-------- Excerpt to read --------

Member of the California State Senate
- In office January 5, 1959 – November 30, 1980
- Preceded by: Earl D. Desmond
- Succeeded by: John T. Doolittle
- Constituency: 19th district (1959–1967) 5th district (1967–1976) 3rd district (1976–1980)

Personal details
- Born: July 23, 1912 Sacramento, California, U.S.
- Died: April 3, 2010 (aged 97) Sacramento, California, U.S.
- Party: Democratic
- Spouse: Clarice Horgan ​(m. 1941)​
- Children: 3
- Education: Stanford University

Military service
- Branch/service: United States Navy
- Battles/wars: World War II

= Albert S. Rodda =

American politician

Albert S. Rodda Jr. (July 23, 1912 – April 3, 2010) was a California State Senator.

== Early life and education ==
Born in Sacramento, California, Rodda graduated from Sacramento High School in 1929 before receiving an A.B. in 1933 and an A.M. in 1934, both in history, from Stanford University, where he was a member of Phi Beta Kappa society. After teaching for several years in Sacramento high schools, Rodda entered the United States Navy Reserve and was a gunnery officer in World War II. Leaving the Navy Reserve in 1946, he started teaching at Sacramento City College. In 1951, Rodda received a Ph.D. in history and economics from Stanford.

-------- Dataset --------

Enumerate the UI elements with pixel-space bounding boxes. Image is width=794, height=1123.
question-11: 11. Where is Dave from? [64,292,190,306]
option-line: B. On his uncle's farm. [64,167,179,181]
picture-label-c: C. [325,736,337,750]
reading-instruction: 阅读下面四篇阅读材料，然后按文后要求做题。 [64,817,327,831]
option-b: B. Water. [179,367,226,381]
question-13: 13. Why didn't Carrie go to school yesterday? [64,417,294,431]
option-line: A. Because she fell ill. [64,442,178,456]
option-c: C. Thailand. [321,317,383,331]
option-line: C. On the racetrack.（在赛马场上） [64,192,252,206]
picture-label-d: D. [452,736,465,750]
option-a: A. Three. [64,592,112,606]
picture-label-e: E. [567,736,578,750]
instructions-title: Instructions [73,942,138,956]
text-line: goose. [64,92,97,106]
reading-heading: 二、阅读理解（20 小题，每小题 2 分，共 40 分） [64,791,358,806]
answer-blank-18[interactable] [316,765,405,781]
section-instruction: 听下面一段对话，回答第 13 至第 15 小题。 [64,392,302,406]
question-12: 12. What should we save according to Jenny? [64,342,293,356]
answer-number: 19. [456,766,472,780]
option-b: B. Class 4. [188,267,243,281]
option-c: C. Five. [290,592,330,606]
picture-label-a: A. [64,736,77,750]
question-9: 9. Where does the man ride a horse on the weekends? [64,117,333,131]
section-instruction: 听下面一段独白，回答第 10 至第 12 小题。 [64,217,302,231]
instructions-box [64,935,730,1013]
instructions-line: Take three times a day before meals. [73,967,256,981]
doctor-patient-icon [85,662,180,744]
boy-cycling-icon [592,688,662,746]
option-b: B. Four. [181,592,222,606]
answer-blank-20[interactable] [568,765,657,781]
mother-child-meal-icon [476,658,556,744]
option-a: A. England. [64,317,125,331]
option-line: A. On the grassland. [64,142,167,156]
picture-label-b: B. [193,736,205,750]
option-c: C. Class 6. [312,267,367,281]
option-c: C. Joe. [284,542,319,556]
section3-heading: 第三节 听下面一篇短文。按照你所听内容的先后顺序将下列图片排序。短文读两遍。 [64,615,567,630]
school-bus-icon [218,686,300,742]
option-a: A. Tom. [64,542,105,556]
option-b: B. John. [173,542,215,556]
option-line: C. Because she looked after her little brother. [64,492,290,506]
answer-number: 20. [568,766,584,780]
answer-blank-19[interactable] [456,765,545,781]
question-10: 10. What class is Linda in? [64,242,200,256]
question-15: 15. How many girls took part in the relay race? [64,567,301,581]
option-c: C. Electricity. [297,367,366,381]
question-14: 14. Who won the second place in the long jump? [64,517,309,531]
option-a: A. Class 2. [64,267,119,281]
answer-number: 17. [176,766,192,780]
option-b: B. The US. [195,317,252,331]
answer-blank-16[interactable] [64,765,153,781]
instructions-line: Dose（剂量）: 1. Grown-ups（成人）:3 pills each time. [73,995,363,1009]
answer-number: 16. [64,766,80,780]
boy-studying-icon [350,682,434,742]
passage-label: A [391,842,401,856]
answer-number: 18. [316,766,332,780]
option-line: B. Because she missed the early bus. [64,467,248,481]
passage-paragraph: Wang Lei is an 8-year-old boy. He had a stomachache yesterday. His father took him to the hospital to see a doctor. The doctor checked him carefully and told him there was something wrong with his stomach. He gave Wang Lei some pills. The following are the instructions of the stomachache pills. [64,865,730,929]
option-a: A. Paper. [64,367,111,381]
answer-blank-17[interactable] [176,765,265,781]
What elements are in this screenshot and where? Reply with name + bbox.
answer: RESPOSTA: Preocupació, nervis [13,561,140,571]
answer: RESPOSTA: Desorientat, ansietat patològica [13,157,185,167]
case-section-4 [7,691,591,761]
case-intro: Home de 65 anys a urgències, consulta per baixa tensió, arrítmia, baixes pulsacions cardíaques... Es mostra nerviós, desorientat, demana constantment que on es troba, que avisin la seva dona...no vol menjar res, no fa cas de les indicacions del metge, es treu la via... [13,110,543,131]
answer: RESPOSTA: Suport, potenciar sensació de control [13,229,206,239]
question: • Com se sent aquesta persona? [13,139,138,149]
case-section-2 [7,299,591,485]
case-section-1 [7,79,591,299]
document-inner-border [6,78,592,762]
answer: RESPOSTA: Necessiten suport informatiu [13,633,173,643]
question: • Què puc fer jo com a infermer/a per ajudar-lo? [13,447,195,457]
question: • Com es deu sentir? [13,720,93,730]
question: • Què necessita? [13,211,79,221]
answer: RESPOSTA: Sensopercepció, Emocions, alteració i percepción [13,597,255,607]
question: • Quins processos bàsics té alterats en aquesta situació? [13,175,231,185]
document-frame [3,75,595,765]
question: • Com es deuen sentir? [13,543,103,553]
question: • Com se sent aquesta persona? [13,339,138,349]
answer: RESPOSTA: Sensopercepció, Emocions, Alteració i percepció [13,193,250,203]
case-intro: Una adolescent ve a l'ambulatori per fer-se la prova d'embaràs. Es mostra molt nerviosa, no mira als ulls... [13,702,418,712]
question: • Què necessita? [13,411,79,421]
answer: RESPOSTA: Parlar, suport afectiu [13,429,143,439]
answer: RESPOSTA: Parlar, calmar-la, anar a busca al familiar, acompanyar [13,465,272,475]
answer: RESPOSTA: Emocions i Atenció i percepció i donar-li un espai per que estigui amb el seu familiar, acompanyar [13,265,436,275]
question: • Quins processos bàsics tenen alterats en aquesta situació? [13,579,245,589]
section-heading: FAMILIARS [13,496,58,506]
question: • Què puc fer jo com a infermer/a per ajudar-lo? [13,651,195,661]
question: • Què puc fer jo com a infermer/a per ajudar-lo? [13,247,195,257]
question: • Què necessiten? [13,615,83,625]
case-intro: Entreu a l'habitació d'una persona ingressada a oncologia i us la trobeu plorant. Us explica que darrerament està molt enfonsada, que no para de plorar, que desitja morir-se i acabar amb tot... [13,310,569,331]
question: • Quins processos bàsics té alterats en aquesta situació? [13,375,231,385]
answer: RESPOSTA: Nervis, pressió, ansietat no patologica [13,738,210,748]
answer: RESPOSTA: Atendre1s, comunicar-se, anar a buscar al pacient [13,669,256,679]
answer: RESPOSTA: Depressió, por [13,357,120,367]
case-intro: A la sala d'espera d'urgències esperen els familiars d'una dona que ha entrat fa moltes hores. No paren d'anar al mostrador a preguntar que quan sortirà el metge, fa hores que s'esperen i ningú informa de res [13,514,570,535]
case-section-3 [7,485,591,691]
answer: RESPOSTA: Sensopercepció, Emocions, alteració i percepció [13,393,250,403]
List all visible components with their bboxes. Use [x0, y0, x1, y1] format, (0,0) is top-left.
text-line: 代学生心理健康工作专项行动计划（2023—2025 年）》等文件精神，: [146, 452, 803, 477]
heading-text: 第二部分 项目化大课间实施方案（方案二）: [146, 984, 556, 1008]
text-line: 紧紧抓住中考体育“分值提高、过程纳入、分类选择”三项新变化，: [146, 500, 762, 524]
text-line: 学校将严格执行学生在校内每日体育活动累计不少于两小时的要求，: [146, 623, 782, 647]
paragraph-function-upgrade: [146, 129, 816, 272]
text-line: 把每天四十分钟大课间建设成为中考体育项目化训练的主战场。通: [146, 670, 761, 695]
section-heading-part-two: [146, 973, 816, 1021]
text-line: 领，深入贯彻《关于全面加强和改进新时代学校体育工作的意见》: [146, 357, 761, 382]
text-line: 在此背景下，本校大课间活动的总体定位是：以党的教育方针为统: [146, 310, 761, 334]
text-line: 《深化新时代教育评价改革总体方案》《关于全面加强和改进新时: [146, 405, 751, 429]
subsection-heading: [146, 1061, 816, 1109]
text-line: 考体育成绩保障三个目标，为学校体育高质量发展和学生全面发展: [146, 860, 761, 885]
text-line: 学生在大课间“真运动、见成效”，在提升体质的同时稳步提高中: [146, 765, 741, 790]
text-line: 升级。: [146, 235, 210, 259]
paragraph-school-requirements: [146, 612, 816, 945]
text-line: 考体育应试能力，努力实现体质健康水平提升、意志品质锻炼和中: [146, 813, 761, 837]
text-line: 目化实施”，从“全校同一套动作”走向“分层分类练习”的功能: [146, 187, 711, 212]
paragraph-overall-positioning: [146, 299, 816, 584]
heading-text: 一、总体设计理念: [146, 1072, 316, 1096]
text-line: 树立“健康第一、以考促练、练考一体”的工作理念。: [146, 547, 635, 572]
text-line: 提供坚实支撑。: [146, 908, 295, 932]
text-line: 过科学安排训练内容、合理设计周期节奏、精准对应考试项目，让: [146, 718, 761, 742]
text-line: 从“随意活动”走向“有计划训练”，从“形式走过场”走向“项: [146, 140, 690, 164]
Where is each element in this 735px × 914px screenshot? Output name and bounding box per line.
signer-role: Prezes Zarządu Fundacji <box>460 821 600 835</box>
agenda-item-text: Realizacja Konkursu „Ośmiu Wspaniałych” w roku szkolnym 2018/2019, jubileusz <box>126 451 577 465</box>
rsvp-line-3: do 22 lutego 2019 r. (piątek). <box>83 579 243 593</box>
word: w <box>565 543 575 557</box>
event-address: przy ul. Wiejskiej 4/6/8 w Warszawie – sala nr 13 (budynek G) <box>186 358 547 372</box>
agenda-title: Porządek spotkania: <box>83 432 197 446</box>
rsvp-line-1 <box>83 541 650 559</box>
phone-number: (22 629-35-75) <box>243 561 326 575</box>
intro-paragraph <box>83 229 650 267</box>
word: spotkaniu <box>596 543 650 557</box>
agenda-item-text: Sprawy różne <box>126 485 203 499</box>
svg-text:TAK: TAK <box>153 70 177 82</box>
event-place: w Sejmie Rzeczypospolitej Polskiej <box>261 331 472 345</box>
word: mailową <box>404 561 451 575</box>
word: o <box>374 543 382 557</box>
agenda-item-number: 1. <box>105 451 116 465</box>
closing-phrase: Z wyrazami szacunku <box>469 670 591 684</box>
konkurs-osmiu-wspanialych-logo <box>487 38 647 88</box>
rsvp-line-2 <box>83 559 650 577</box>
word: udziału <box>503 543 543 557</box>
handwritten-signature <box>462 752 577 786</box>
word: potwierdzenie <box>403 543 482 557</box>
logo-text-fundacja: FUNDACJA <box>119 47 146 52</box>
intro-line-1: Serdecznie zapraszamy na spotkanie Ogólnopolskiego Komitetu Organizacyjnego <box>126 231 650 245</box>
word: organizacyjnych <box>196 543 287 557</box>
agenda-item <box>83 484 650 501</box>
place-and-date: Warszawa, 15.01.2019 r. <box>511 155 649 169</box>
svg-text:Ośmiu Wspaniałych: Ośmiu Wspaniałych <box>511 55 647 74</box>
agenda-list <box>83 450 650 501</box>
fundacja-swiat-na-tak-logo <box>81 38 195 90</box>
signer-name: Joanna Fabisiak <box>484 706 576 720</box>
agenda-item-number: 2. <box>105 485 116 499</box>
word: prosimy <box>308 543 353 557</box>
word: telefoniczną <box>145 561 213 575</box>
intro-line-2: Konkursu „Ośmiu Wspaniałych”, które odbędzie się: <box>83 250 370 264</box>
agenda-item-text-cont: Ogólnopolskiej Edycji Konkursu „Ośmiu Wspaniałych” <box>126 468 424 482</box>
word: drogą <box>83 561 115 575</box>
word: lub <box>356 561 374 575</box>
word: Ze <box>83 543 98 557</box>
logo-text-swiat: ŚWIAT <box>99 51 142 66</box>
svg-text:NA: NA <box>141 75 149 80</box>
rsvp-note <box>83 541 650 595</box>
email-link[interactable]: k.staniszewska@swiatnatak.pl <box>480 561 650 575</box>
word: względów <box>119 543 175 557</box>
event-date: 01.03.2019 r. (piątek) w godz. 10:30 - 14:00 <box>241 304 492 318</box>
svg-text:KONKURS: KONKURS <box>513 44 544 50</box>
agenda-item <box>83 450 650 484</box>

--------

Task objective:
Please pick up the Albert S. Rodda article where it stops and continue it. These items are separate from the Albert S. Rodda article.

Response below:
== Political career ==
A Democrat, Rodda won a 1958 special election to the California State Senate to represent the 19th District to fill the vacancy created by the death of Earl D. Desmond, defeating Desmond's son and two other Democrats. He was re-elected six times but was defeated in 1980 in an upset by a newcomer, John Doolittle.

Rodda's best-known legislative legacy is SB 160, enacted in 1975 and taking effect in 1976, which established collective bargaining for California's public school teachers.

In 1980, the Los Rios Community College District board of trustees named a new administrative-classroom complex at Sacramento City College as Rodda Hall. Shortly after Rodda's departure from the Senate, California State Treasurer Jesse M. Unruh appointed him Executive Secretary of the Commission on State Finance. In 1983, Rodda left the commission and was elected to the Los Rios Community College District board, where he served until 1992.

== Personal life ==
Rodda met Clarice Horgan, an English teacher, when they both taught at Grant Union High School. They married in 1941 and had one son and two daughters.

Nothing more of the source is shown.